## ФРАГМЕНТ ДОКУМЕНТА
Свободный театр расскажет о любви Анатолия и Ирины Красовских

21.05.2008

Белорусский Свободный театр намерен рассказать миру драматическую историю пронзительной любви Ирины Красовской и ее мужа Анатолия, который был насильственно похищен девять лет назад вместе со своим другом политиком Виктором Гончаром.

По словам художественного руководителя Свободного театра драматурга Николая Халезина, спектакль будет называться «Постигая любовь». Его премьера состоится в Беларуси.

О любви, политике и театральном закулисье корреспондент «Народной воли» Марина Коктыш разговаривала с Халезиным почти три часа…

— Я не могу вспомнить, чтобы кто-то из наших оппозиционеров говорил о театральных проблемах. По-моему, говорят о чем угодно, только не об искусстве. Может, свободный театр — не такая уж и актуальная тема для Беларуси?

— На самом деле, политики (и официальные, и оппозиционные) часто вообще не обращают внимания на очень важные сегменты общества. И поэтому ждать от них серьезного анализа музыкальной или театральной ситуации не приходится. Хотя бывают исключения. Например, с нами в Грецию на вручение престижной театральной премии «Европа — театру» ездил Александр Милинкевич. После вручения премии к нам подходили друзья — очень известные театралы — и говорили: вряд ли это политик, он говорит по-французски и по-польски, и он такой уравновешенный… Милинкевич тоже нам тысячу раз сказал слова благодарности за то, что попал в приятную для него среду.

— Выходит, кроме Милинкевича у нас среди политиков театралов нет?

— Если бы Александр Козулин был на свободе, мы бы пригласили в Грецию и его. Я могу назвать еще целый ряд имен, вписывающихся в культурный контекст: Андрей Санников, Михаил Маринич. Мы с Санниковым, например, гораздо больше говорим о театре, чем о политике. Потому что о политике нам все понятно. Например, на сегодняшний день контркультурный сегмент — музыкантов, художников, писателей, театралов — я бы поставил гораздо выше по значимости, чем политические партии. Потому что партии решают какие-то локальные задачи, и не всегда успешно. И ряд политических деятелей, в отличие от людей искусства, не являются профессионалами. Политика — это даже не профессия, а образ жизни, при котором ты знаешь обо всем понемножку, но мало о чем глубоко. Наверное, с этим связано, что политики так мало внимания уделяют культуре.

## ИСХОДНЫЕ ДАННЫЕ

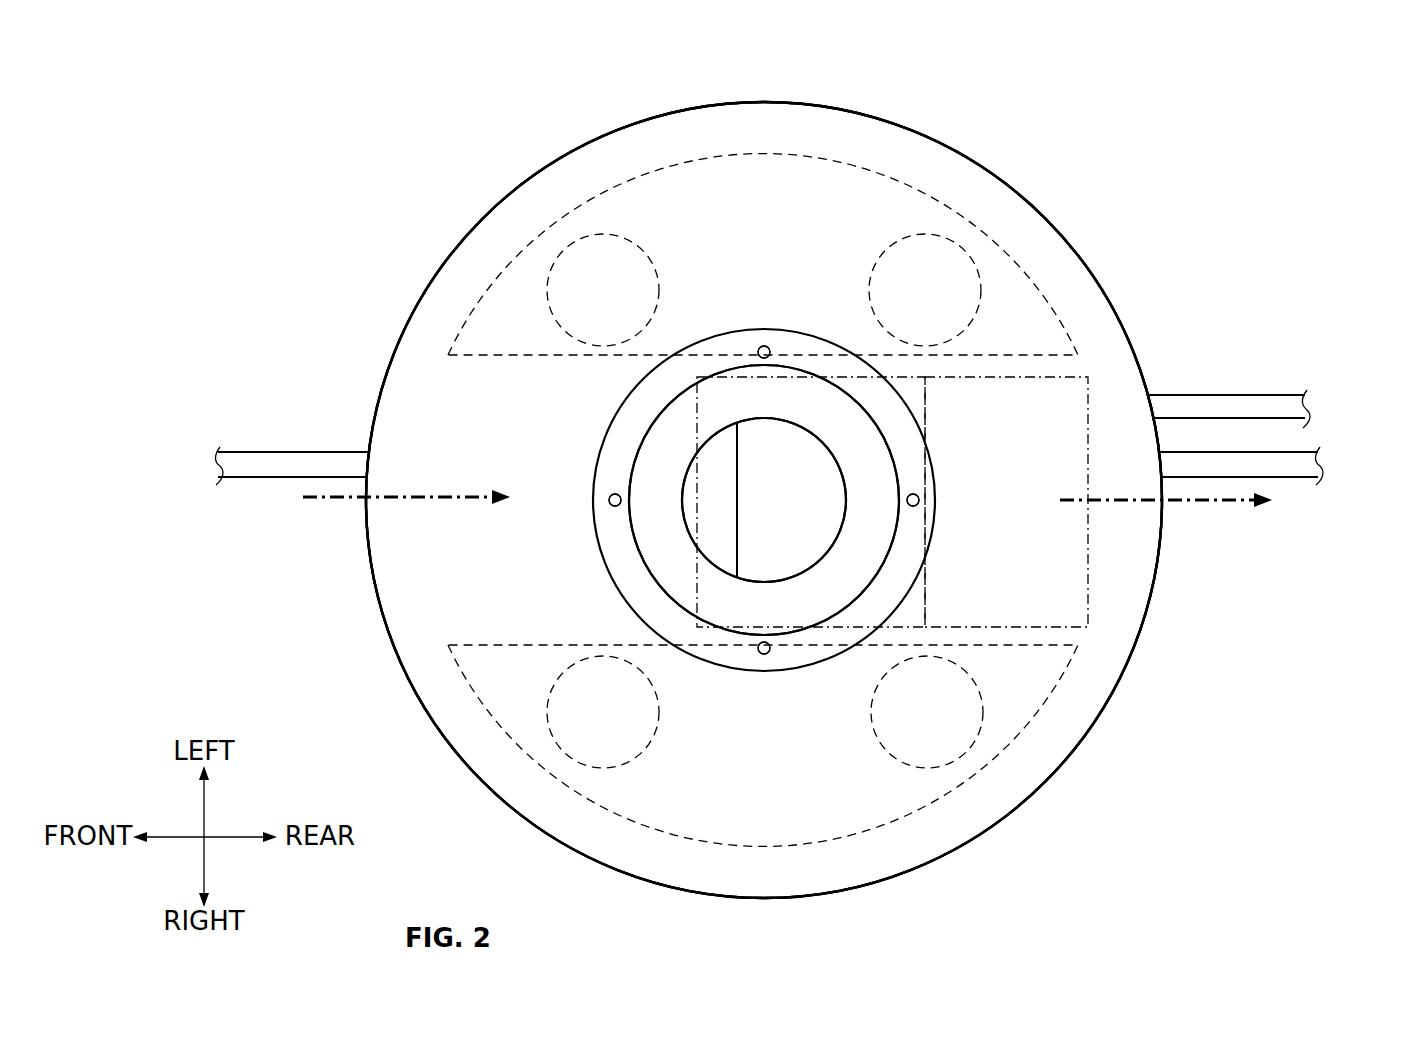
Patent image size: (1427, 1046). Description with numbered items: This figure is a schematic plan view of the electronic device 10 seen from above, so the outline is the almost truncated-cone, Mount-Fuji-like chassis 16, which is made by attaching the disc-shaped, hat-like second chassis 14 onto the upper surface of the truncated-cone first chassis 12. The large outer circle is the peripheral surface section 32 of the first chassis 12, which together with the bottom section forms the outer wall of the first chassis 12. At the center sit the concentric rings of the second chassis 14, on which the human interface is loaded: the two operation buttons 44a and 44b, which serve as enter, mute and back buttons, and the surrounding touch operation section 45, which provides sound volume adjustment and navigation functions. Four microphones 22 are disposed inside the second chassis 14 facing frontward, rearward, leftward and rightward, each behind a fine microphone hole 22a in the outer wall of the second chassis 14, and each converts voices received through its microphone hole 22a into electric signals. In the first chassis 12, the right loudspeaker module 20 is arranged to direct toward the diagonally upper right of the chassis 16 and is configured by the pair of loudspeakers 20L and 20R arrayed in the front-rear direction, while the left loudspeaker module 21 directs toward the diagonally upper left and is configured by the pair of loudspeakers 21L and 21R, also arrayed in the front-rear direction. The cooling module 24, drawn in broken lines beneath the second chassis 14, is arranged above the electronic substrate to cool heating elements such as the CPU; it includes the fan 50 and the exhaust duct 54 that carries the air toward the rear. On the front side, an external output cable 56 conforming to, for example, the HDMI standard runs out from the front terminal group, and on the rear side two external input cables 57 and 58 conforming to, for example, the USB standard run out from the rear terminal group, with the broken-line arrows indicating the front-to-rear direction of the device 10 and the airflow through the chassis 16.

## ЧТО НУЖНО СДЕЛАТЬ
Воспроизведите без изменений отрывок из статьи о Свободном театре: от слов "О любви, политике" до слов "тема для Беларуси?" включительно.

## ОТВЕТ НА ЗАДАНИЕ
О любви, политике и театральном закулисье корреспондент «Народной воли» Марина Коктыш разговаривала с Халезиным почти три часа…

— Я не могу вспомнить, чтобы кто-то из наших оппозиционеров говорил о театральных проблемах. По-моему, говорят о чем угодно, только не об искусстве. Может, свободный театр — не такая уж и актуальная тема для Беларуси?